WHAT YOU SHOULD DO: Skip every image and restate the data word for word.

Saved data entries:
==============================
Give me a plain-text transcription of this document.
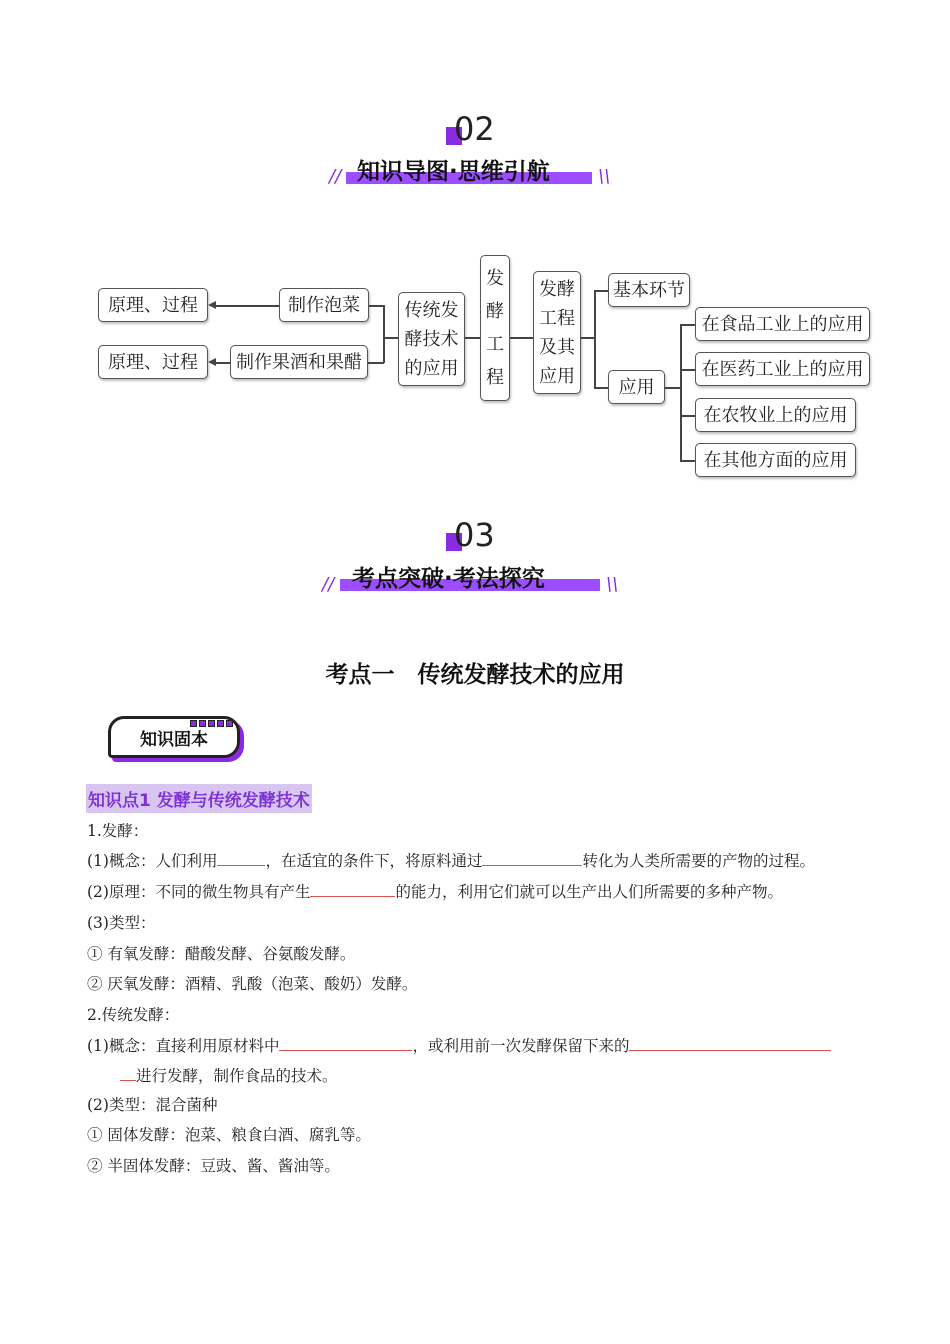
02
知识导图·思维引航
//	\\
原理、过程	制作泡菜
原理、过程	制作果酒和果醋
传统发
酵技术
的应用
发
酵
工
程
发酵
工程
及其
应用
基本环节
应用
在食品工业上的应用
在医药工业上的应用
在农牧业上的应用
在其他方面的应用
03
考点突破·考法探究
//	\\
考点一　传统发酵技术的应用
知识固本
知识点1 发酵与传统发酵技术
1.发酵：
(1)概念：人们利用	，在适宜的条件下，将原料通过	转化为人类所需要的产物的过程。
(2)原理：不同的微生物具有产生	的能力，利用它们就可以生产出人们所需要的多种产物。
(3)类型：
① 有氧发酵：醋酸发酵、谷氨酸发酵。
② 厌氧发酵：酒精、乳酸（泡菜、酸奶）发酵。
2.传统发酵：
(1)概念：直接利用原材料中	，或利用前一次发酵保留下来的
进行发酵，制作食品的技术。
(2)类型：混合菌种
① 固体发酵：泡菜、粮食白酒、腐乳等。
② 半固体发酵：豆豉、酱、酱油等。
==============================
RESULT OF THE EXERCISE:
Give me a plain-text transcription of this document.
02
知识导图·思维引航
//	\\
原理、过程	制作泡菜
原理、过程	制作果酒和果醋
传统发
酵技术
的应用
发
酵
工
程
发酵
工程
及其
应用
基本环节
应用
在食品工业上的应用
在医药工业上的应用
在农牧业上的应用
在其他方面的应用
03
考点突破·考法探究
//	\\
考点一　传统发酵技术的应用
知识固本
知识点1 发酵与传统发酵技术
1.发酵：
(1)概念：人们利用	，在适宜的条件下，将原料通过	转化为人类所需要的产物的过程。
(2)原理：不同的微生物具有产生	的能力，利用它们就可以生产出人们所需要的多种产物。
(3)类型：
① 有氧发酵：醋酸发酵、谷氨酸发酵。
② 厌氧发酵：酒精、乳酸（泡菜、酸奶）发酵。
2.传统发酵：
(1)概念：直接利用原材料中	，或利用前一次发酵保留下来的
进行发酵，制作食品的技术。
(2)类型：混合菌种
① 固体发酵：泡菜、粮食白酒、腐乳等。
② 半固体发酵：豆豉、酱、酱油等。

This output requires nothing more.